* GIVEN INSTRUCTION:
Isolate every line in the records below with "type" in it.

──────── EXERCISE INPUTS ────────

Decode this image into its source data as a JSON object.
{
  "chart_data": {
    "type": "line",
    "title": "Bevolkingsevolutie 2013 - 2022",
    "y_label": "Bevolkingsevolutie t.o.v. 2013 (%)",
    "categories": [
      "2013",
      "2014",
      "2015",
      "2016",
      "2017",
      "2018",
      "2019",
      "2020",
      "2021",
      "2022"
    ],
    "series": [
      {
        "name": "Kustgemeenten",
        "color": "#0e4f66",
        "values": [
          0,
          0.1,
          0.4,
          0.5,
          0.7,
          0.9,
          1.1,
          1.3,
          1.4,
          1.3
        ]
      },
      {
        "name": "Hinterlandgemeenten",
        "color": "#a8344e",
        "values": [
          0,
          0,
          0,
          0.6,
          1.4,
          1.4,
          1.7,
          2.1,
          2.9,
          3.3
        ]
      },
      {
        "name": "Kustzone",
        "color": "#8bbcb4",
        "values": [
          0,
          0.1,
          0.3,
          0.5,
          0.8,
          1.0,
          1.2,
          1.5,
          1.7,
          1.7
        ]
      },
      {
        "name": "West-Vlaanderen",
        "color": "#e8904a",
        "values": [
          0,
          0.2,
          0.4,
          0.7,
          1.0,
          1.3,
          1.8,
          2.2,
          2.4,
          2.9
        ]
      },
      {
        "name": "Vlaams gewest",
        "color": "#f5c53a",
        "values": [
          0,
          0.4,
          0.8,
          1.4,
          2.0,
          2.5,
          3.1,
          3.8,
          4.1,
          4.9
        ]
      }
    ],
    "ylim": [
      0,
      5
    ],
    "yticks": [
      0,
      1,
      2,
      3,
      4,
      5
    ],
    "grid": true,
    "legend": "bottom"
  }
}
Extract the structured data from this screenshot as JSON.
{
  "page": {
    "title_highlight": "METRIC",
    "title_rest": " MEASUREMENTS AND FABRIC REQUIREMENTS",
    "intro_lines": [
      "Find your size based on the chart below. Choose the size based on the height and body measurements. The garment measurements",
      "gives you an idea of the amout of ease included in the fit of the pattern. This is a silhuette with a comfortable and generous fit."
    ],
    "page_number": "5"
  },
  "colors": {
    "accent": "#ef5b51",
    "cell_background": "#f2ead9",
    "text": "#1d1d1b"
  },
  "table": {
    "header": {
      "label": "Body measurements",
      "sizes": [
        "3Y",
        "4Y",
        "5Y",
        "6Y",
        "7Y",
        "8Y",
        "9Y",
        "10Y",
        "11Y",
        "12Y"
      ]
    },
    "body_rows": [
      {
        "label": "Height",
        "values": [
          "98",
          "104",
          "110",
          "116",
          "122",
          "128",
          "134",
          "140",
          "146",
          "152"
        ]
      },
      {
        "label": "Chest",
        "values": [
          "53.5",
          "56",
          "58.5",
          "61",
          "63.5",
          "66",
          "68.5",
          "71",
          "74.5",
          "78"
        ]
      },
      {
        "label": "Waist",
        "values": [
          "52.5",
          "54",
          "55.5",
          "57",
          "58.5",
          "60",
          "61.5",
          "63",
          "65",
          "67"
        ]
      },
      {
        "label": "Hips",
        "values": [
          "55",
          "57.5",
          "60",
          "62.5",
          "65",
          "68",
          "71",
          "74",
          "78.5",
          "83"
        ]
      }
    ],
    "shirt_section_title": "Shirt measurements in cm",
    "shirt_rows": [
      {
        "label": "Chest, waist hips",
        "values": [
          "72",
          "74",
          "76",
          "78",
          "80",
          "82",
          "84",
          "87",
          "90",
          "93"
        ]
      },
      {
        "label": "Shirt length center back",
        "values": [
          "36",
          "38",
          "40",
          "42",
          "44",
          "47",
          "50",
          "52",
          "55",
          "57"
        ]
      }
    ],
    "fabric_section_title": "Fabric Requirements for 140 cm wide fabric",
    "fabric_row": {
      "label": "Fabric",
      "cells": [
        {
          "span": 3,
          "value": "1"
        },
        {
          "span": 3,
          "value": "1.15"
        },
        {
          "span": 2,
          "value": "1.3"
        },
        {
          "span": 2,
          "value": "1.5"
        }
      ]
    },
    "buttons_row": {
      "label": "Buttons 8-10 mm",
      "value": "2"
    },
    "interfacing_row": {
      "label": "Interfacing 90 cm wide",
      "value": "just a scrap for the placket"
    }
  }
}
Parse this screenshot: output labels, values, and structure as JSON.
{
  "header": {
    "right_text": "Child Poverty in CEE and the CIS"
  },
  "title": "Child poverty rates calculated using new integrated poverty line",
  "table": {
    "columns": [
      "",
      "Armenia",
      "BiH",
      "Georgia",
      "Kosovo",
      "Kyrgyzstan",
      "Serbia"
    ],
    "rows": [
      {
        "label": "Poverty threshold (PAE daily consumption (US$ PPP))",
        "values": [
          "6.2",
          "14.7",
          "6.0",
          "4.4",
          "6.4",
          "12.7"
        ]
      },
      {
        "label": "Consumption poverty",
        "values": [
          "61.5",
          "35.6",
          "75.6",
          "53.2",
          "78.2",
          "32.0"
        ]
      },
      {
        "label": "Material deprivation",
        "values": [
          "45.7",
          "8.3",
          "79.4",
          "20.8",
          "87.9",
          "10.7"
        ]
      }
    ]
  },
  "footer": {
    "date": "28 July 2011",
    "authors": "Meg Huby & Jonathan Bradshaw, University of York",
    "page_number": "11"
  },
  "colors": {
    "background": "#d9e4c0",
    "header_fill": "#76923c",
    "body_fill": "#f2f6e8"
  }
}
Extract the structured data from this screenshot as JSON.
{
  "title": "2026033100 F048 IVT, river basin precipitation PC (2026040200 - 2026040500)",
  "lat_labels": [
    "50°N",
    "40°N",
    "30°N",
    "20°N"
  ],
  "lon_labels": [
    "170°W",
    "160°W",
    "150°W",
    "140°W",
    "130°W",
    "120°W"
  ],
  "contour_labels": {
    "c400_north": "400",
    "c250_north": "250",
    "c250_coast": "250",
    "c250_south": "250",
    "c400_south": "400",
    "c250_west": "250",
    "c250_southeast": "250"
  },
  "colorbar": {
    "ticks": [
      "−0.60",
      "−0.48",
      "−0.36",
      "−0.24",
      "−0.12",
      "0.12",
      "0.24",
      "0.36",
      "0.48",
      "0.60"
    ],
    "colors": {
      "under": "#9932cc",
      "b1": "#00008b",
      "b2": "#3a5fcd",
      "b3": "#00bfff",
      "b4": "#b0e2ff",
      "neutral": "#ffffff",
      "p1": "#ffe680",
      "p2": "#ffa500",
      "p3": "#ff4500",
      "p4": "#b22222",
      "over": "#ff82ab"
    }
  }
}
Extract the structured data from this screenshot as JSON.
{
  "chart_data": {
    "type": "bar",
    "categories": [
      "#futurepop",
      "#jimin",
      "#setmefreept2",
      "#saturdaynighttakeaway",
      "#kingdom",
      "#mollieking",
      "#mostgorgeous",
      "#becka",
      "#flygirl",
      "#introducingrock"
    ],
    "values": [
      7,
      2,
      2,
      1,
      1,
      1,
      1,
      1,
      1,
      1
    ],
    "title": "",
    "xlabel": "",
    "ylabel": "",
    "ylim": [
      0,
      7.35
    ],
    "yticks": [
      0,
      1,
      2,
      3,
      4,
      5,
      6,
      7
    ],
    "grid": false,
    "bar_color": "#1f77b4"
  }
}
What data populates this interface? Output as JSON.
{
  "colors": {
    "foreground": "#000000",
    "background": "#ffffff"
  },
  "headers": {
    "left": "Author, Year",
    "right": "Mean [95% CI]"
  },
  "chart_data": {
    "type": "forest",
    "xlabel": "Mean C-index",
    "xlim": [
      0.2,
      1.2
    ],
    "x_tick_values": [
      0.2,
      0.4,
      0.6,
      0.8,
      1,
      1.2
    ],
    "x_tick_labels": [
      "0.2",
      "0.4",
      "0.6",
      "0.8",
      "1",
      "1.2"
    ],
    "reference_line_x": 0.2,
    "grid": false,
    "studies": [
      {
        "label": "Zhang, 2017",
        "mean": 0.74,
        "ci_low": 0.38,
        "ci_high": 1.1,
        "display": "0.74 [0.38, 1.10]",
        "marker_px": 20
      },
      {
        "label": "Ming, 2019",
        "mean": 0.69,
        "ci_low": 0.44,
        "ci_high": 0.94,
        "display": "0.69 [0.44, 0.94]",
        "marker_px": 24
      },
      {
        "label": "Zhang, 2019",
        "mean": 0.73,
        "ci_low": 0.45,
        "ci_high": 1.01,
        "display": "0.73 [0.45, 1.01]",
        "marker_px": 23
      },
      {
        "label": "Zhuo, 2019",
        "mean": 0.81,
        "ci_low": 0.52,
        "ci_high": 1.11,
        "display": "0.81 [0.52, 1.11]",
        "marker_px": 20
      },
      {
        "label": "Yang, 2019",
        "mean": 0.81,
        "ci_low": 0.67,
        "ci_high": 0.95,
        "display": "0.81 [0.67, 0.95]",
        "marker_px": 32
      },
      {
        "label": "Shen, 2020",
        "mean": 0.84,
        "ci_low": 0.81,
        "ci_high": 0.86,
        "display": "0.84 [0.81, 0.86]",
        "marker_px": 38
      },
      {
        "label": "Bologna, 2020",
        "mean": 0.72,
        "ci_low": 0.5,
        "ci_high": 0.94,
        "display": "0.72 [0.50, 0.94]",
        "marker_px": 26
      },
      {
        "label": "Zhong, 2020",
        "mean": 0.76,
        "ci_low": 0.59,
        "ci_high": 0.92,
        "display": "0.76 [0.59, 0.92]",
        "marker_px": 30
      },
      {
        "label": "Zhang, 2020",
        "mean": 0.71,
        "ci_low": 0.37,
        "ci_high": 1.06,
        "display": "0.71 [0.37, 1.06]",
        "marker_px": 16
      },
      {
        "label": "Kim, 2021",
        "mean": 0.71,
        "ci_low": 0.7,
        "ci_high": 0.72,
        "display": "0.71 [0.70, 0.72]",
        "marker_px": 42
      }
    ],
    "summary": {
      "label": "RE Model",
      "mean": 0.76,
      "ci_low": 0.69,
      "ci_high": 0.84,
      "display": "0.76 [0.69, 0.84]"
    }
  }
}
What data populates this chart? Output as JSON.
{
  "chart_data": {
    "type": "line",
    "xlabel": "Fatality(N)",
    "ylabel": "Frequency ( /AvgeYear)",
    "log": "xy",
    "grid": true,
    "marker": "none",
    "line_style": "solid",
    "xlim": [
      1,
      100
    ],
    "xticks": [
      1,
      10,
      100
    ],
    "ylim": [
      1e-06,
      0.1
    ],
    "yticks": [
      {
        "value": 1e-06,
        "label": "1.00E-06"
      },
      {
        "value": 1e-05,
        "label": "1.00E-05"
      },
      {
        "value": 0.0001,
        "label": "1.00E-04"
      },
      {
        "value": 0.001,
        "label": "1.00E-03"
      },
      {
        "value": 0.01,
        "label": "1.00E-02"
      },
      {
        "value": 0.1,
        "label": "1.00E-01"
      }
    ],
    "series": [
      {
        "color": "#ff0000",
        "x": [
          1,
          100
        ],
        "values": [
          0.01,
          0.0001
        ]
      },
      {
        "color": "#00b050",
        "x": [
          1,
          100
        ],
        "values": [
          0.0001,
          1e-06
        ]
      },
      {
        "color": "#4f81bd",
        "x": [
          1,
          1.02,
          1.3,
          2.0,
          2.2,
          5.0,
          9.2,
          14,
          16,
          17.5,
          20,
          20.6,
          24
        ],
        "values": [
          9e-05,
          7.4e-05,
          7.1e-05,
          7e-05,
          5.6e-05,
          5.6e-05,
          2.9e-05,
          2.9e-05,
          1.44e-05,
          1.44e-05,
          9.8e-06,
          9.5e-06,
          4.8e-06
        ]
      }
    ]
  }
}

────────

* ANSWER TO THIS PROBLEM:
    "type": "line",
    "type": "bar",
    "type": "forest",
    "type": "line",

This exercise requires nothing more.